**** Data listing ****

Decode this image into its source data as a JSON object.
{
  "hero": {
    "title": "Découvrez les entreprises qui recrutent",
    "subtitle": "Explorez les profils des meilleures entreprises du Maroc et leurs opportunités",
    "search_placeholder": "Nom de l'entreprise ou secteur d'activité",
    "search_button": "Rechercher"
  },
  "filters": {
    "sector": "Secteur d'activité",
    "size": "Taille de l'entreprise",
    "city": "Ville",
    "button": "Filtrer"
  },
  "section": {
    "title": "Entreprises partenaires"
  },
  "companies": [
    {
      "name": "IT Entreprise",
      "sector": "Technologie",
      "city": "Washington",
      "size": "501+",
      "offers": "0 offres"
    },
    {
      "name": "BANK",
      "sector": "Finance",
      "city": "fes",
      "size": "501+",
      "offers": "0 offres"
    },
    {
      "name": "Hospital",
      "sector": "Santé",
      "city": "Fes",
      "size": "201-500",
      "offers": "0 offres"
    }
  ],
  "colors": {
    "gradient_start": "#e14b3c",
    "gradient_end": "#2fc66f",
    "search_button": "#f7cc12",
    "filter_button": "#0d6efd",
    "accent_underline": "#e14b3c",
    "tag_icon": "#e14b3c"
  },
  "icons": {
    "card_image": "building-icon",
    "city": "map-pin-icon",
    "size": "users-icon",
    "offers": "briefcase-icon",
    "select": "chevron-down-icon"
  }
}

****

**Directive:** Print out every entry, keeping each one exact.

**Answer to this exercise:**
Decode this image into its source data as a JSON object.
{
  "hero": {
    "title": "Découvrez les entreprises qui recrutent",
    "subtitle": "Explorez les profils des meilleures entreprises du Maroc et leurs opportunités",
    "search_placeholder": "Nom de l'entreprise ou secteur d'activité",
    "search_button": "Rechercher"
  },
  "filters": {
    "sector": "Secteur d'activité",
    "size": "Taille de l'entreprise",
    "city": "Ville",
    "button": "Filtrer"
  },
  "section": {
    "title": "Entreprises partenaires"
  },
  "companies": [
    {
      "name": "IT Entreprise",
      "sector": "Technologie",
      "city": "Washington",
      "size": "501+",
      "offers": "0 offres"
    },
    {
      "name": "BANK",
      "sector": "Finance",
      "city": "fes",
      "size": "501+",
      "offers": "0 offres"
    },
    {
      "name": "Hospital",
      "sector": "Santé",
      "city": "Fes",
      "size": "201-500",
      "offers": "0 offres"
    }
  ],
  "colors": {
    "gradient_start": "#e14b3c",
    "gradient_end": "#2fc66f",
    "search_button": "#f7cc12",
    "filter_button": "#0d6efd",
    "accent_underline": "#e14b3c",
    "tag_icon": "#e14b3c"
  },
  "icons": {
    "card_image": "building-icon",
    "city": "map-pin-icon",
    "size": "users-icon",
    "offers": "briefcase-icon",
    "select": "chevron-down-icon"
  }
}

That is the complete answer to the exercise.